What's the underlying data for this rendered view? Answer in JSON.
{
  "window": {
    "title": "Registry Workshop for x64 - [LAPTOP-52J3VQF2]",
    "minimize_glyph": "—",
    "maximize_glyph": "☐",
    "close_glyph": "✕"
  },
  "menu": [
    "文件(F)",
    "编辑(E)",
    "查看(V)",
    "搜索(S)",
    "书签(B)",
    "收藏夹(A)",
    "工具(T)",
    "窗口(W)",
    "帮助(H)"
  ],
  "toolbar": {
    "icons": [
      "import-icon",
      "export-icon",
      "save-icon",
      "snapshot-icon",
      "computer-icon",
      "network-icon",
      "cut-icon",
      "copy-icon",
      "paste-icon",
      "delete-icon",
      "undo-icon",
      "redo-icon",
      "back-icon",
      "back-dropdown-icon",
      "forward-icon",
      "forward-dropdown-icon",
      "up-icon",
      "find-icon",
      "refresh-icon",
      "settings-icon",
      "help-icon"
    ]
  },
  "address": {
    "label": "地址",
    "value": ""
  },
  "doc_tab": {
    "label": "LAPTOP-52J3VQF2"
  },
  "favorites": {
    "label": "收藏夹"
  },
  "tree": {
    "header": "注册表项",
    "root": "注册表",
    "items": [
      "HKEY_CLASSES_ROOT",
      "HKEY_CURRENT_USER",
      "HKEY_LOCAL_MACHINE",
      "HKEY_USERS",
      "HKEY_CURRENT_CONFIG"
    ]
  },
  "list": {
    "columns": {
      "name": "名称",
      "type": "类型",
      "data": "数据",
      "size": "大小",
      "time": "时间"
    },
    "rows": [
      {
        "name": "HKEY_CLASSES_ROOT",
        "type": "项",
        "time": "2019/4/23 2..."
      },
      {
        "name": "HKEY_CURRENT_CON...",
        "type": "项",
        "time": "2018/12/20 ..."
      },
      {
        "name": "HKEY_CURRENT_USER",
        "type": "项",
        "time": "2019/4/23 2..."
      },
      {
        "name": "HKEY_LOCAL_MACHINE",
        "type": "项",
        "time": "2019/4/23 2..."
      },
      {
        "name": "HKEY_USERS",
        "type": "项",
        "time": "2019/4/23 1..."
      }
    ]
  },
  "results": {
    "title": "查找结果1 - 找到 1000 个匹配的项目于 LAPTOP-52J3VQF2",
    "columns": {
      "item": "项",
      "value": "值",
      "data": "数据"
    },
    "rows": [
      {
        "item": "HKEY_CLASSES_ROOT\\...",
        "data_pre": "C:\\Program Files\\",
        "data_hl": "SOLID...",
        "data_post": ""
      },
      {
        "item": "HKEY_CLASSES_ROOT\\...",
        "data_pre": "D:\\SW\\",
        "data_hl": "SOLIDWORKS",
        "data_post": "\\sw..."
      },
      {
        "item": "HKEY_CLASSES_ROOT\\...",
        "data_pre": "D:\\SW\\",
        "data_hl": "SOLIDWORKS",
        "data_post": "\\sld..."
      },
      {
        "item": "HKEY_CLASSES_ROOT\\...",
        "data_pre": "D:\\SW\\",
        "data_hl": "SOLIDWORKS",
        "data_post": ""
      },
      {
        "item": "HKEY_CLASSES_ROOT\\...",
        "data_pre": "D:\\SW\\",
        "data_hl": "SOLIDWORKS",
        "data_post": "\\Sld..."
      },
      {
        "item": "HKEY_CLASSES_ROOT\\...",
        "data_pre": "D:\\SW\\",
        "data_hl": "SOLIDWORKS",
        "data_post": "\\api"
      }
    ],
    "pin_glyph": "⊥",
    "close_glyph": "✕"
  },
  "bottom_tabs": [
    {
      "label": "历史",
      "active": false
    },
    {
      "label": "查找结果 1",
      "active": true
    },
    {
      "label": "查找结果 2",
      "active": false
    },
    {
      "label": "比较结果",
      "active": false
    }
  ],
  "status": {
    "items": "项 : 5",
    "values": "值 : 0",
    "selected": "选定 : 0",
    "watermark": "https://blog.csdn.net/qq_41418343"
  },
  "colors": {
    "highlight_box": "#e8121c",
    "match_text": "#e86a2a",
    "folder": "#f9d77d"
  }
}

+-------+

→ **Exercise directions**: Copy the records above exactly.

→ **Correct response**:
What's the underlying data for this rendered view? Answer in JSON.
{
  "window": {
    "title": "Registry Workshop for x64 - [LAPTOP-52J3VQF2]",
    "minimize_glyph": "—",
    "maximize_glyph": "☐",
    "close_glyph": "✕"
  },
  "menu": [
    "文件(F)",
    "编辑(E)",
    "查看(V)",
    "搜索(S)",
    "书签(B)",
    "收藏夹(A)",
    "工具(T)",
    "窗口(W)",
    "帮助(H)"
  ],
  "toolbar": {
    "icons": [
      "import-icon",
      "export-icon",
      "save-icon",
      "snapshot-icon",
      "computer-icon",
      "network-icon",
      "cut-icon",
      "copy-icon",
      "paste-icon",
      "delete-icon",
      "undo-icon",
      "redo-icon",
      "back-icon",
      "back-dropdown-icon",
      "forward-icon",
      "forward-dropdown-icon",
      "up-icon",
      "find-icon",
      "refresh-icon",
      "settings-icon",
      "help-icon"
    ]
  },
  "address": {
    "label": "地址",
    "value": ""
  },
  "doc_tab": {
    "label": "LAPTOP-52J3VQF2"
  },
  "favorites": {
    "label": "收藏夹"
  },
  "tree": {
    "header": "注册表项",
    "root": "注册表",
    "items": [
      "HKEY_CLASSES_ROOT",
      "HKEY_CURRENT_USER",
      "HKEY_LOCAL_MACHINE",
      "HKEY_USERS",
      "HKEY_CURRENT_CONFIG"
    ]
  },
  "list": {
    "columns": {
      "name": "名称",
      "type": "类型",
      "data": "数据",
      "size": "大小",
      "time": "时间"
    },
    "rows": [
      {
        "name": "HKEY_CLASSES_ROOT",
        "type": "项",
        "time": "2019/4/23 2..."
      },
      {
        "name": "HKEY_CURRENT_CON...",
        "type": "项",
        "time": "2018/12/20 ..."
      },
      {
        "name": "HKEY_CURRENT_USER",
        "type": "项",
        "time": "2019/4/23 2..."
      },
      {
        "name": "HKEY_LOCAL_MACHINE",
        "type": "项",
        "time": "2019/4/23 2..."
      },
      {
        "name": "HKEY_USERS",
        "type": "项",
        "time": "2019/4/23 1..."
      }
    ]
  },
  "results": {
    "title": "查找结果1 - 找到 1000 个匹配的项目于 LAPTOP-52J3VQF2",
    "columns": {
      "item": "项",
      "value": "值",
      "data": "数据"
    },
    "rows": [
      {
        "item": "HKEY_CLASSES_ROOT\\...",
        "data_pre": "C:\\Program Files\\",
        "data_hl": "SOLID...",
        "data_post": ""
      },
      {
        "item": "HKEY_CLASSES_ROOT\\...",
        "data_pre": "D:\\SW\\",
        "data_hl": "SOLIDWORKS",
        "data_post": "\\sw..."
      },
      {
        "item": "HKEY_CLASSES_ROOT\\...",
        "data_pre": "D:\\SW\\",
        "data_hl": "SOLIDWORKS",
        "data_post": "\\sld..."
      },
      {
        "item": "HKEY_CLASSES_ROOT\\...",
        "data_pre": "D:\\SW\\",
        "data_hl": "SOLIDWORKS",
        "data_post": ""
      },
      {
        "item": "HKEY_CLASSES_ROOT\\...",
        "data_pre": "D:\\SW\\",
        "data_hl": "SOLIDWORKS",
        "data_post": "\\Sld..."
      },
      {
        "item": "HKEY_CLASSES_ROOT\\...",
        "data_pre": "D:\\SW\\",
        "data_hl": "SOLIDWORKS",
        "data_post": "\\api"
      }
    ],
    "pin_glyph": "⊥",
    "close_glyph": "✕"
  },
  "bottom_tabs": [
    {
      "label": "历史",
      "active": false
    },
    {
      "label": "查找结果 1",
      "active": true
    },
    {
      "label": "查找结果 2",
      "active": false
    },
    {
      "label": "比较结果",
      "active": false
    }
  ],
  "status": {
    "items": "项 : 5",
    "values": "值 : 0",
    "selected": "选定 : 0",
    "watermark": "https://blog.csdn.net/qq_41418343"
  },
  "colors": {
    "highlight_box": "#e8121c",
    "match_text": "#e86a2a",
    "folder": "#f9d77d"
  }
}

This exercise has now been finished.